## YOUR GOAL
Update the entries by changing every "headline-line" to "title-line" and leaving everything else as it is. Leave the pictures out of your answer.

## DATA FOR THE TASK
☆ ☆ ☆ ☆ ☆

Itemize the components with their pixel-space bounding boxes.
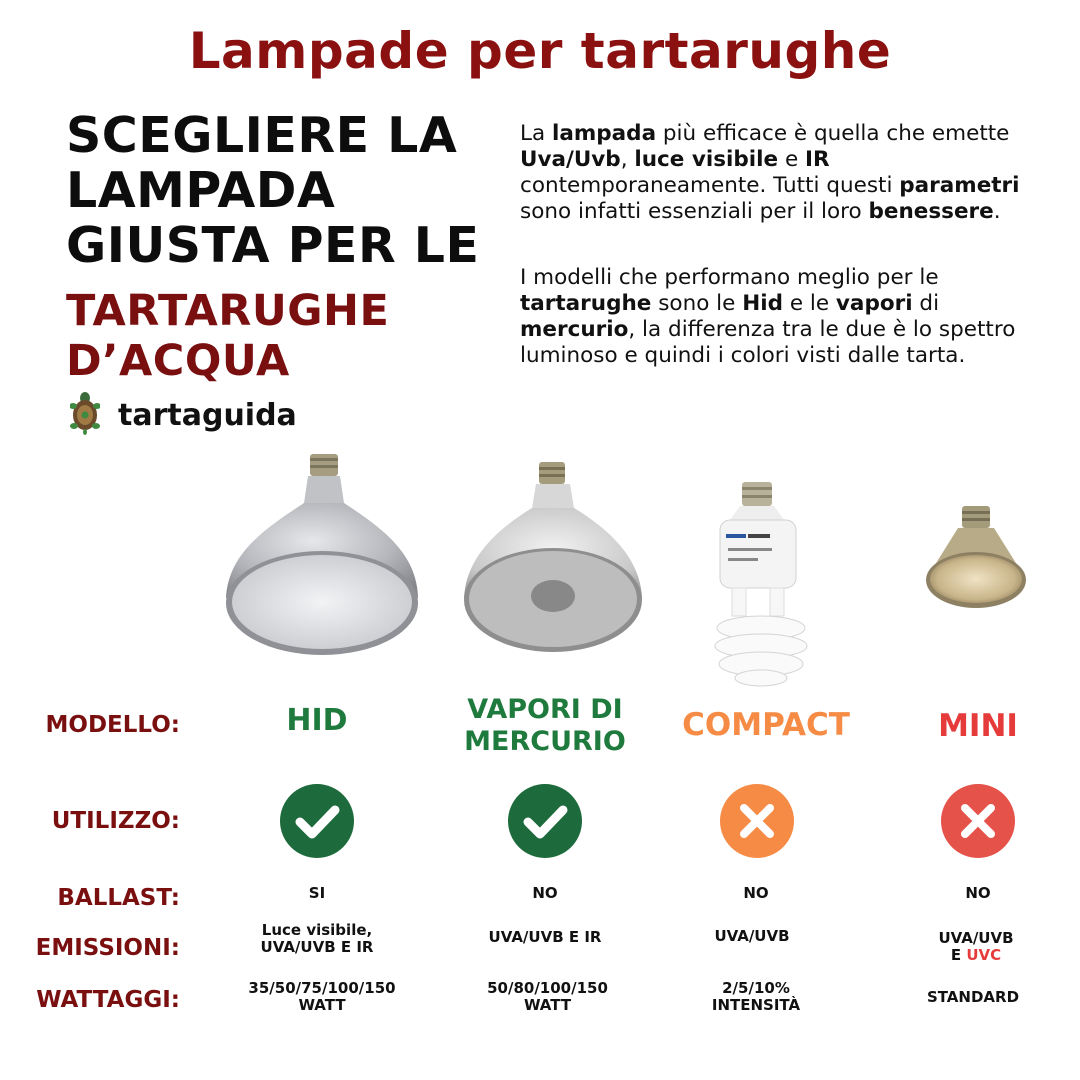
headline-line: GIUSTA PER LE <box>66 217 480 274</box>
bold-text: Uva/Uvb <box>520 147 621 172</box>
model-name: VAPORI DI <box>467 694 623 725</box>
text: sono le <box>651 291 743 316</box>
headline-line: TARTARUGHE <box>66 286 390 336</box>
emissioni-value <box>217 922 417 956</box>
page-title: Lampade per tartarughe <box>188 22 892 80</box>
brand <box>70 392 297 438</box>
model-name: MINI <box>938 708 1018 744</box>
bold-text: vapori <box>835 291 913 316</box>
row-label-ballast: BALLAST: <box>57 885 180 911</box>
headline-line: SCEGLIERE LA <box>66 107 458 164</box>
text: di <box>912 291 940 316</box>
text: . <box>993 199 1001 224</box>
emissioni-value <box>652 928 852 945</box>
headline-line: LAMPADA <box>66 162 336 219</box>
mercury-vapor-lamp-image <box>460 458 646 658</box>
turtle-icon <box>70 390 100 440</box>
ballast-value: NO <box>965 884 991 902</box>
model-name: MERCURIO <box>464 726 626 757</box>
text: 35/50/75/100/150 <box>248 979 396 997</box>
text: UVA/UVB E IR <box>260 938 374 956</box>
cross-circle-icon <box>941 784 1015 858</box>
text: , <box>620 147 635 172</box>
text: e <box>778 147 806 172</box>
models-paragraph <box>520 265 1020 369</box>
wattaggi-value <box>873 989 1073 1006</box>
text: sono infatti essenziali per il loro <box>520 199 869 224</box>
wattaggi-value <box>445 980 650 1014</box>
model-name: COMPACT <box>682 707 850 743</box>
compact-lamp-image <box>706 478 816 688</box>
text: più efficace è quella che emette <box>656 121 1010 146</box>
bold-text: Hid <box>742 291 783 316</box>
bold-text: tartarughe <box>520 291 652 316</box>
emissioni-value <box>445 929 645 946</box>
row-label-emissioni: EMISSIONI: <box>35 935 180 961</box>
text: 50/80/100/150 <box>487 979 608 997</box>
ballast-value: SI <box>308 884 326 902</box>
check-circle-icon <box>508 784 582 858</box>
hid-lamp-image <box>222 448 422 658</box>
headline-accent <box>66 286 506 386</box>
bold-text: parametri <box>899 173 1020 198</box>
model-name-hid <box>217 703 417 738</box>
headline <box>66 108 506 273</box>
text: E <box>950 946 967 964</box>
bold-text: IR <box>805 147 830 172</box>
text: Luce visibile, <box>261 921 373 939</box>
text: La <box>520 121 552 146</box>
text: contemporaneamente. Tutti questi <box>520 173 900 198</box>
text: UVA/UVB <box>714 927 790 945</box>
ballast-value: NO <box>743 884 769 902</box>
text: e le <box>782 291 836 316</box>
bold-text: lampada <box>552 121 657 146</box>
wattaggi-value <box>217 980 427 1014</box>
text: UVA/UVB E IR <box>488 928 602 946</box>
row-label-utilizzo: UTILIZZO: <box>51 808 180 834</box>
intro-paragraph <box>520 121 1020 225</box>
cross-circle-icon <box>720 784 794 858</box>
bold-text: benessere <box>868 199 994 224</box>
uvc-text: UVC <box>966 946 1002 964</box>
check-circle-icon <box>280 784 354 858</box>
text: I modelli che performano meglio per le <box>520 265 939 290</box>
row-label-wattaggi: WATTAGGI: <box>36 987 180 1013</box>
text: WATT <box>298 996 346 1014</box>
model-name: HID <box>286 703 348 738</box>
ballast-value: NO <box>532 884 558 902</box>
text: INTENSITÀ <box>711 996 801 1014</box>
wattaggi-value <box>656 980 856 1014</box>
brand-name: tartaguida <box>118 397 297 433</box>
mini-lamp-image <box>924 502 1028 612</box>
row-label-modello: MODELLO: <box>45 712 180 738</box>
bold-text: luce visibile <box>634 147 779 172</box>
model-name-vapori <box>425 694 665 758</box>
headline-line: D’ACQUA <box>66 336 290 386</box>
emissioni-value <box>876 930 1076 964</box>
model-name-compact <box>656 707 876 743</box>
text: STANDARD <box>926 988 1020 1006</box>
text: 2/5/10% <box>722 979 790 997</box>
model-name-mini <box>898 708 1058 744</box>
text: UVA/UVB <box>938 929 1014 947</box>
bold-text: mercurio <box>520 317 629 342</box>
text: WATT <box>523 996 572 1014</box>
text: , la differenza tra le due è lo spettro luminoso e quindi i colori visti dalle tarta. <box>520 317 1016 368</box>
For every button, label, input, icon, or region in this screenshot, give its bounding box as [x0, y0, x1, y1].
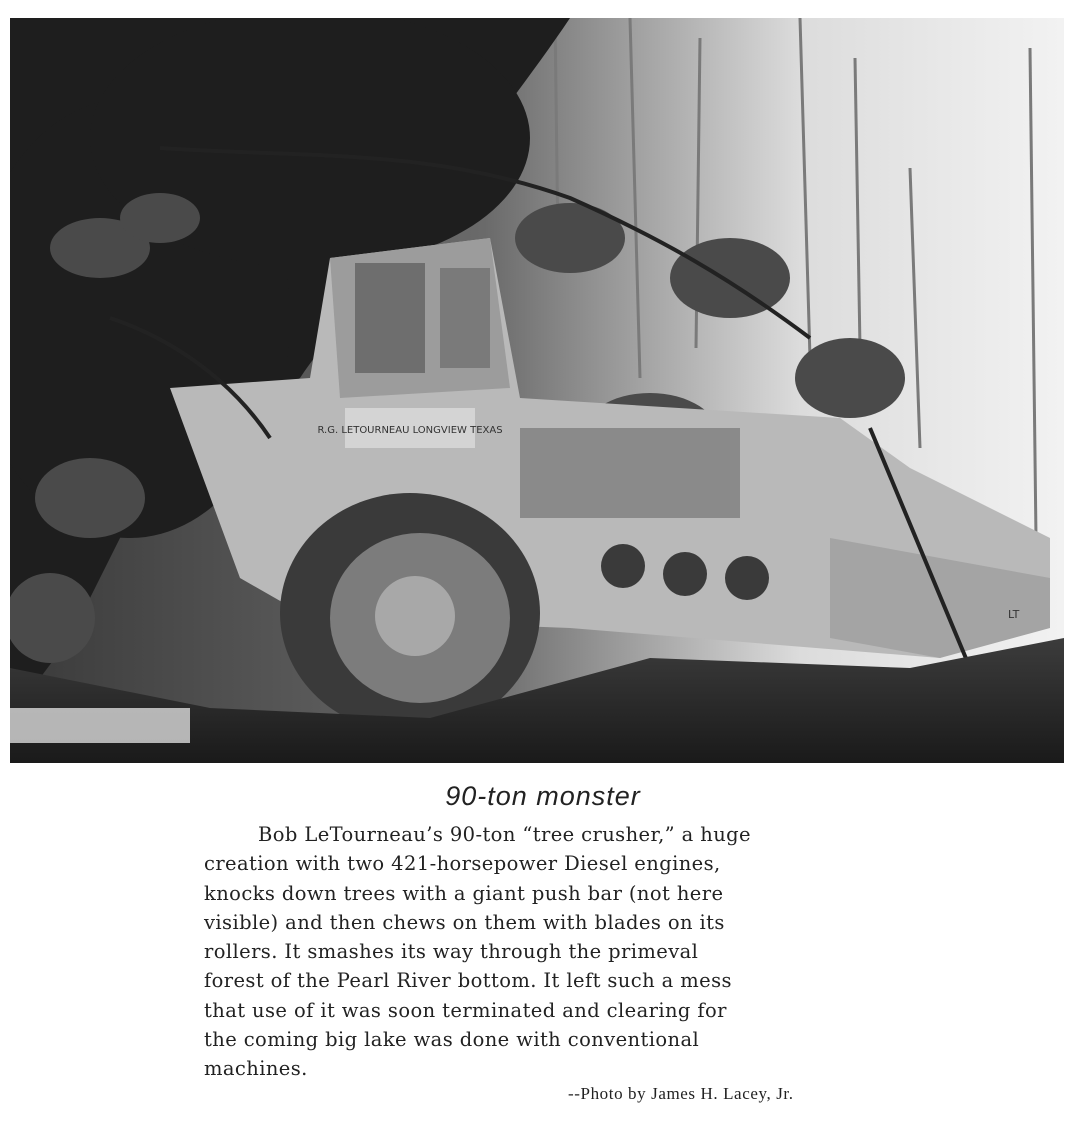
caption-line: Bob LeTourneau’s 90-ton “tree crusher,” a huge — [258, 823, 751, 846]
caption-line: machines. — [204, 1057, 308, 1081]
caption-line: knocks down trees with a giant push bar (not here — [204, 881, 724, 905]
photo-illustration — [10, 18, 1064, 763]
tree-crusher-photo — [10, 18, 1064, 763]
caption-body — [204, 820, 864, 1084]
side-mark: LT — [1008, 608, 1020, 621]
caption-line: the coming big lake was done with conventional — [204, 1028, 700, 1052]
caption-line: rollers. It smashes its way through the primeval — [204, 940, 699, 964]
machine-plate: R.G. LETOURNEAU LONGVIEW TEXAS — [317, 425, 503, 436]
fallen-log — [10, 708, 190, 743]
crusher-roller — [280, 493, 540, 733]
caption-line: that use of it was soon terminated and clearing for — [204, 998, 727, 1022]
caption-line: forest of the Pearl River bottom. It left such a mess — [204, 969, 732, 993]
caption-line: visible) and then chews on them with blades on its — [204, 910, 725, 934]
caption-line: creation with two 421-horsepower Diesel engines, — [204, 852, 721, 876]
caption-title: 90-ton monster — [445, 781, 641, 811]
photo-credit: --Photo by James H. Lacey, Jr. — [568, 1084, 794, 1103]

☆ ☆ ☆ ☆ ☆

## TASK OUTPUT
Itemize the components with their pixel-space bounding boxes.
title-line: GIUSTA PER LE <box>66 217 480 274</box>
bold-text: Uva/Uvb <box>520 147 621 172</box>
model-name: VAPORI DI <box>467 694 623 725</box>
text: sono le <box>651 291 743 316</box>
title-line: TARTARUGHE <box>66 286 390 336</box>
emissioni-value <box>217 922 417 956</box>
page-title: Lampade per tartarughe <box>188 22 892 80</box>
brand <box>70 392 297 438</box>
model-name: MINI <box>938 708 1018 744</box>
bold-text: vapori <box>835 291 913 316</box>
row-label-ballast: BALLAST: <box>57 885 180 911</box>
title-line: SCEGLIERE LA <box>66 107 458 164</box>
text: di <box>912 291 940 316</box>
text: . <box>993 199 1001 224</box>
emissioni-value <box>652 928 852 945</box>
title-line: LAMPADA <box>66 162 336 219</box>
mercury-vapor-lamp-image <box>460 458 646 658</box>
turtle-icon <box>70 390 100 440</box>
ballast-value: NO <box>965 884 991 902</box>
model-name: MERCURIO <box>464 726 626 757</box>
text: 35/50/75/100/150 <box>248 979 396 997</box>
text: UVA/UVB E IR <box>260 938 374 956</box>
cross-circle-icon <box>941 784 1015 858</box>
text: , <box>620 147 635 172</box>
text: e <box>778 147 806 172</box>
models-paragraph <box>520 265 1020 369</box>
wattaggi-value <box>873 989 1073 1006</box>
text: sono infatti essenziali per il loro <box>520 199 869 224</box>
wattaggi-value <box>445 980 650 1014</box>
model-name: COMPACT <box>682 707 850 743</box>
compact-lamp-image <box>706 478 816 688</box>
text: più efficace è quella che emette <box>656 121 1010 146</box>
bold-text: Hid <box>742 291 783 316</box>
bold-text: tartarughe <box>520 291 652 316</box>
emissioni-value <box>445 929 645 946</box>
row-label-emissioni: EMISSIONI: <box>35 935 180 961</box>
text: 50/80/100/150 <box>487 979 608 997</box>
ballast-value: SI <box>308 884 326 902</box>
check-circle-icon <box>508 784 582 858</box>
hid-lamp-image <box>222 448 422 658</box>
headline-accent <box>66 286 506 386</box>
bold-text: parametri <box>899 173 1020 198</box>
model-name-hid <box>217 703 417 738</box>
headline <box>66 108 506 273</box>
text: E <box>950 946 967 964</box>
bold-text: IR <box>805 147 830 172</box>
text: Luce visibile, <box>261 921 373 939</box>
text: La <box>520 121 552 146</box>
text: contemporaneamente. Tutti questi <box>520 173 900 198</box>
text: UVA/UVB <box>714 927 790 945</box>
ballast-value: NO <box>743 884 769 902</box>
text: e le <box>782 291 836 316</box>
bold-text: lampada <box>552 121 657 146</box>
wattaggi-value <box>217 980 427 1014</box>
text: UVA/UVB E IR <box>488 928 602 946</box>
row-label-utilizzo: UTILIZZO: <box>51 808 180 834</box>
intro-paragraph <box>520 121 1020 225</box>
cross-circle-icon <box>720 784 794 858</box>
bold-text: benessere <box>868 199 994 224</box>
uvc-text: UVC <box>966 946 1002 964</box>
check-circle-icon <box>280 784 354 858</box>
text: I modelli che performano meglio per le <box>520 265 939 290</box>
row-label-wattaggi: WATTAGGI: <box>36 987 180 1013</box>
text: WATT <box>298 996 346 1014</box>
model-name: HID <box>286 703 348 738</box>
ballast-value: NO <box>532 884 558 902</box>
text: INTENSITÀ <box>711 996 801 1014</box>
wattaggi-value <box>656 980 856 1014</box>
brand-name: tartaguida <box>118 397 297 433</box>
mini-lamp-image <box>924 502 1028 612</box>
row-label-modello: MODELLO: <box>45 712 180 738</box>
bold-text: luce visibile <box>634 147 779 172</box>
model-name-vapori <box>425 694 665 758</box>
title-line: D’ACQUA <box>66 336 290 386</box>
emissioni-value <box>876 930 1076 964</box>
model-name-compact <box>656 707 876 743</box>
text: STANDARD <box>926 988 1020 1006</box>
text: 2/5/10% <box>722 979 790 997</box>
model-name-mini <box>898 708 1058 744</box>
text: UVA/UVB <box>938 929 1014 947</box>
bold-text: mercurio <box>520 317 629 342</box>
text: WATT <box>523 996 572 1014</box>
text: , la differenza tra le due è lo spettro luminoso e quindi i colori visti dalle tarta. <box>520 317 1016 368</box>
For every button, label, input, icon, or region in this screenshot, give its bounding box as [x0, y0, x1, y1].
caption-line: Bob LeTourneau’s 90-ton “tree crusher,” a huge — [258, 823, 751, 846]
caption-line: machines. — [204, 1057, 308, 1081]
caption-line: knocks down trees with a giant push bar (not here — [204, 881, 724, 905]
photo-illustration — [10, 18, 1064, 763]
tree-crusher-photo — [10, 18, 1064, 763]
caption-body — [204, 820, 864, 1084]
side-mark: LT — [1008, 608, 1020, 621]
caption-line: the coming big lake was done with conventional — [204, 1028, 700, 1052]
caption-line: rollers. It smashes its way through the primeval — [204, 940, 699, 964]
machine-plate: R.G. LETOURNEAU LONGVIEW TEXAS — [317, 425, 503, 436]
fallen-log — [10, 708, 190, 743]
crusher-roller — [280, 493, 540, 733]
caption-line: that use of it was soon terminated and clearing for — [204, 998, 727, 1022]
caption-line: forest of the Pearl River bottom. It left such a mess — [204, 969, 732, 993]
caption-line: visible) and then chews on them with blades on its — [204, 910, 725, 934]
caption-line: creation with two 421-horsepower Diesel engines, — [204, 852, 721, 876]
caption-title: 90-ton monster — [445, 781, 641, 811]
photo-credit: --Photo by James H. Lacey, Jr. — [568, 1084, 794, 1103]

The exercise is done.